*PASSAGE*
>>>

–    Extreme Sports Jacket   –

Project description and aim

It is often inconvenient and unsafe to use smart devices when doing more extreme forms of sport such as skiing, ski diving or rock climbing. In these situations sometimes all the user can afford is a quick glance to check their speed or altitude. This can be the difference between win and loose or life and death. By designing a wearable LCD implemented into the forearm of a jacket, we aim to display data in a clear, easy to read manner not only for the user but for others to compare against. The jackets size allows us near unlimited freedom in terms of adding sensors and without the confines of a small smartwatch screen, we are able to allow the user to see data at a glance.

Our prototype jacket includes a 2.8″ LCD screen on the forearm and a GPS module attached at the chest between the inner and outer layers of the jacket. It displays GPS data in real time, including:

– Time and Date
– Latitude and Longitude
– Speed
– Altitude

 

Project Brief

Loads of different companies provide a variety of fitness trackers and other gear for people to find out more information about their bodies and habits (the “quantified self”). Most of these devices allow us to collect data and visualise it using spreadsheets and graphs. This project will aim to build a wearable with a difference; its primary focus will be to display the users’ health data on a wearable (t-shirt, bag, wristband) for all to see.

 

Time management & planning

To complete the task successfully within the allotted timeframe it was imperative that we worked to a time plan. We began by outlying the major tasks we needed to complete the project and gave them individual deadlines to remain on-track. we have chosen to visualise this in a Gantt chart.

Most tasks required input from the group as a whole, whilst others were assigned to a single member of the group depending on their knowledge and expertise. Subsequent meetings would allow the group to discuss and provide opinions and advice.

A complete list of tasks performed include:

• Meeting to outline product aim and brainstorm – All members helping to form the initial ideas and give us a starting point to know what to research.
• Outlying possible sensors and components – All members need to focus on what ideas are possible and what sensors are needed to meet the functionality requirements of the product.
• Researching market trends – Can be performed individually to understand design choices and limitations of previous products as well as trends in the market to understand what users want and need.
• Researching components – Can be done individually to find out what components can be used within the jacket.
• Buying components – researching the best and most reliable sources of components and logging expenses.

<<<

*THE EXERCISE*
Carry on the extreme sports jacket project write-up from its last line, in the same voice.

*GIVEN INFORMATION*
>>>

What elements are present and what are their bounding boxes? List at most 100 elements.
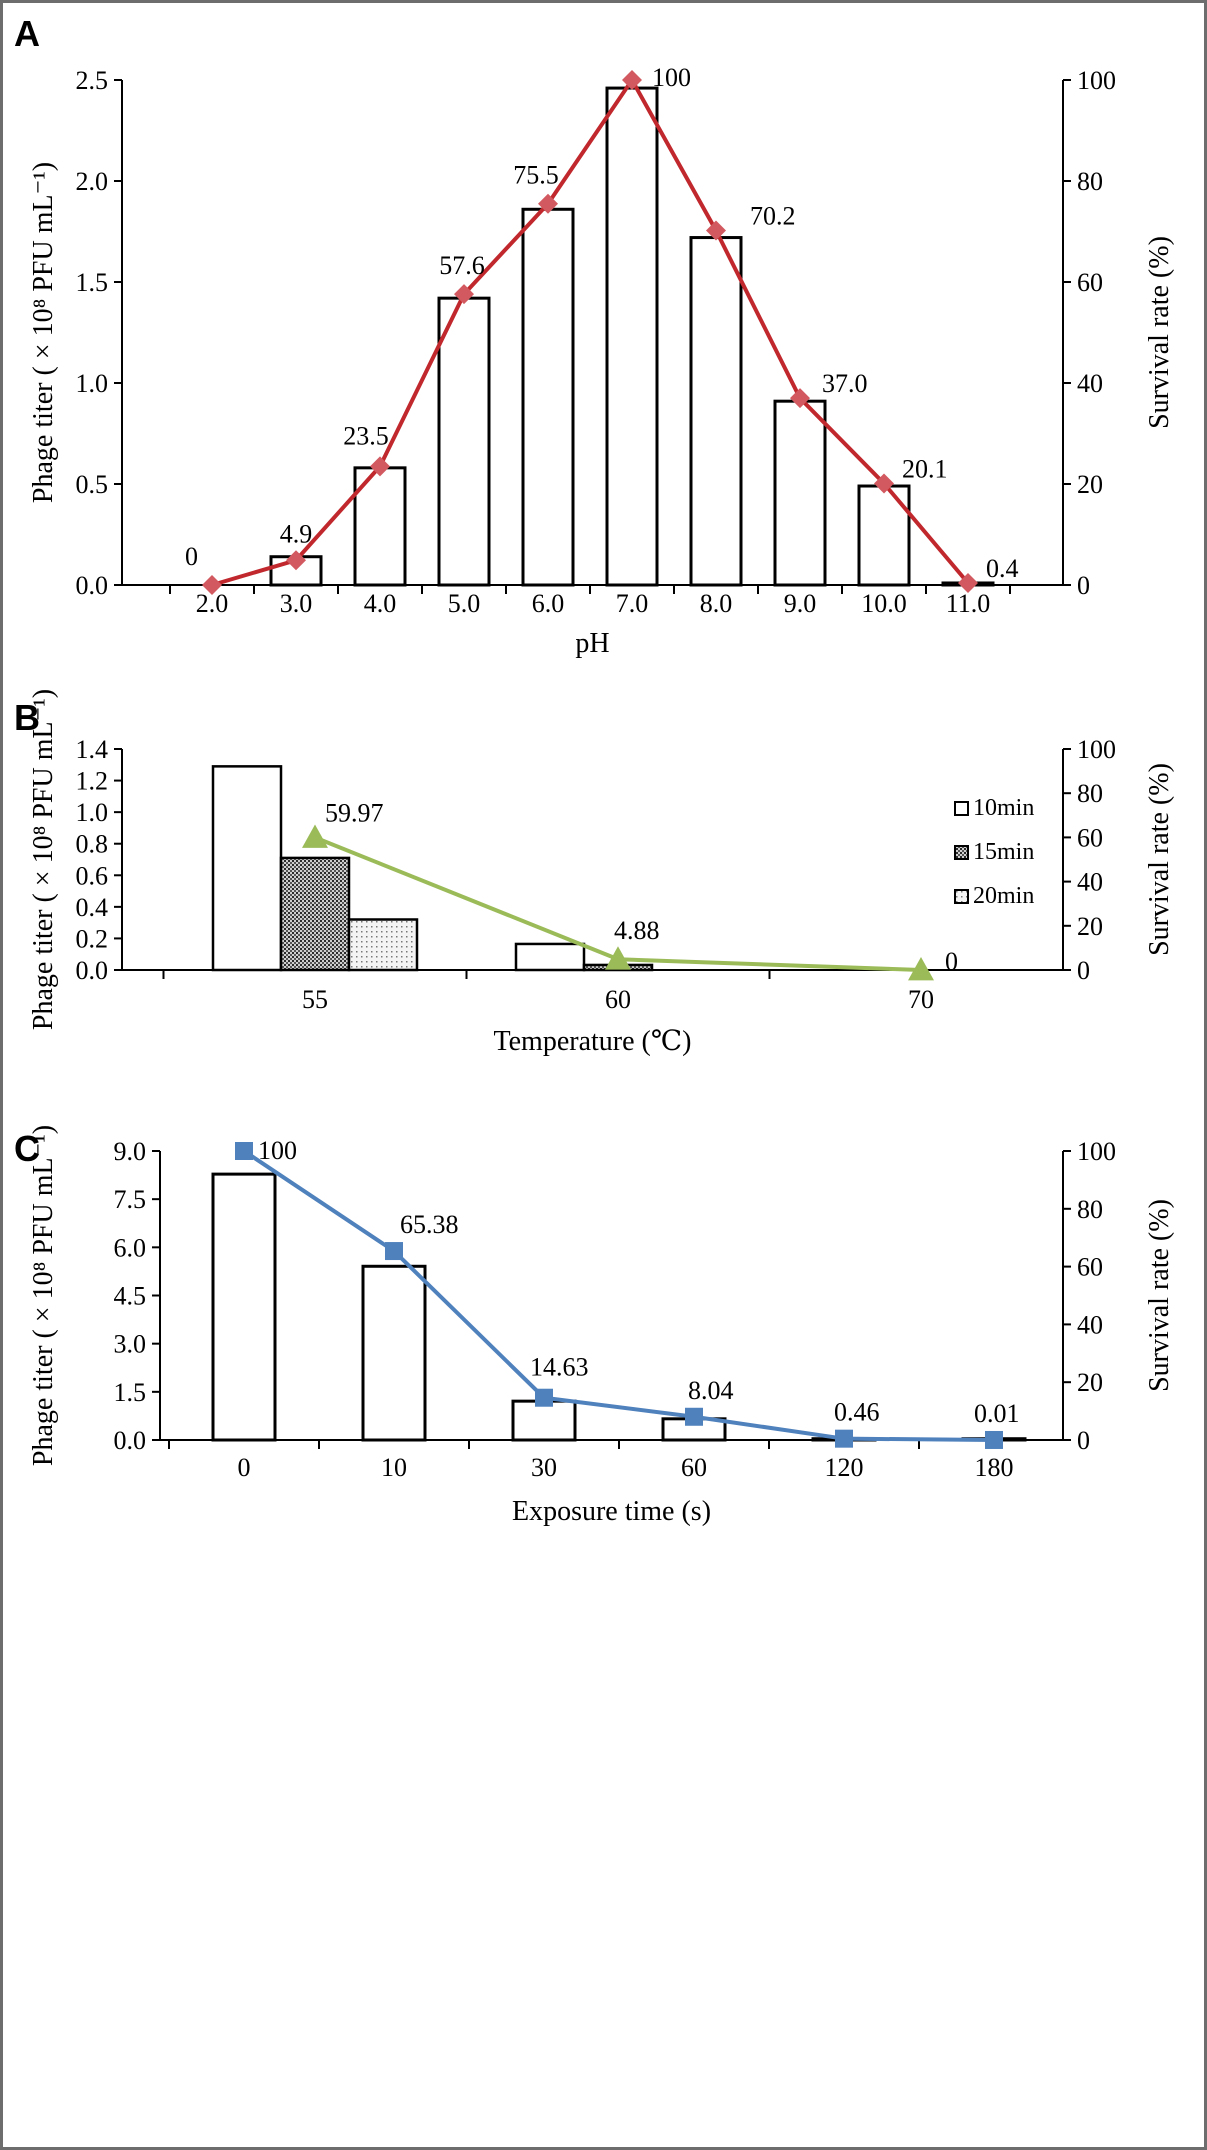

<<<

*OUTPUT OF THE TASK*
• Prototyping and testing the code with Arduino components
• Prototyping physical product
• Updating Blog
• Logging process with pictures
• Forming the Maker Manual
• Constructing the final product
• Performing final tests and adjustments
• Final product photos
• Writing presentation

 

 

–  Design Blog  –

This blog should be updated throughout the duration of the project. It should describe and explain all design decisions, steps and methods applied to reach the final solution. You need to discuss the interactive design principles applied and also the choices made in user interface and hardware components used. Ensure you cover both your successes and your failures. This blog should include pictures and videos of major milestone/prototypes.

Brainstorming Session – 19th Nov 2018

In our very first group meeting, we started jotting down ideas. We did a market research to see the current technologies on wearables, and started to look out for a possible gap we could fill with our product.

 

Health data options:

• Heart rate
• Walking distance
• Location
• Speed
• Altitude
• Happiness rating
• Reaction to music genre
• Body temperature
• Outside temperature
• Humidity

Initial designs – 20th Nov

From our brainstorming session, we devised some possible devices which we then evaluated against the brief therefore discarding the ideas that were unrealistic or did not meet the brief requirements.

Headphones:

We discussed an idea that involved headphones with a screen on the side to display a face that reacted to various data inputs such as walking distance, and the type of music the user was listening too. we eventually dropped the idea since the user would not be able to see the data themselves and with the equipment available to us the headphones may become too heavy on one side.

Muscle tension wearable:

Another idea we had was a full body suit that has elastic bands that wrapped around the major muscle groups such as the biceps and thighs. the bands would have a resistive material that changed resistance when elongated. this change in resistance would be picked up on the Arduino board and visualised on a LCD screen to display how much the user uses different parts of the body throughout the day. We eventually dropped this idea since it might be too intrusive to use regularly and would require a memory chip to store the data over time.

Location Heatmap device:

We discussed an idea that used GPS data to visualise the frequency of visits to locations on a map, this would encourage users to visit more locations and visualise their routines. we would have a face on the LCD screen as well that got happier the more you explored an area.  We did not choose this idea since it would be more accurate and effective to have on your phone instead and did not fit the brief entirely.

Finalising idea – 21st Nov

After some more research, we found out that one of the newest technologies on wearables was this smart jacket made by Google and Levi’s. However, this is designed for everyday use. Our idea was to design a smart jacket for extreme sports.

Final choice:

We decided on a wearable real-time display on the sleeve of a jacket. This would allow the user to see information about their location, speed and altitude through the use of GPS module. since wearables are already in market, such as the Apple iWatch. We decided to focus our target market on more extreme sports where you were not able to see a smartwatch since it is under your jacket and too small to see whlist on the go. Implementing an LCD into the jacket meant that we could increase the screen size and make it easier for users to see information.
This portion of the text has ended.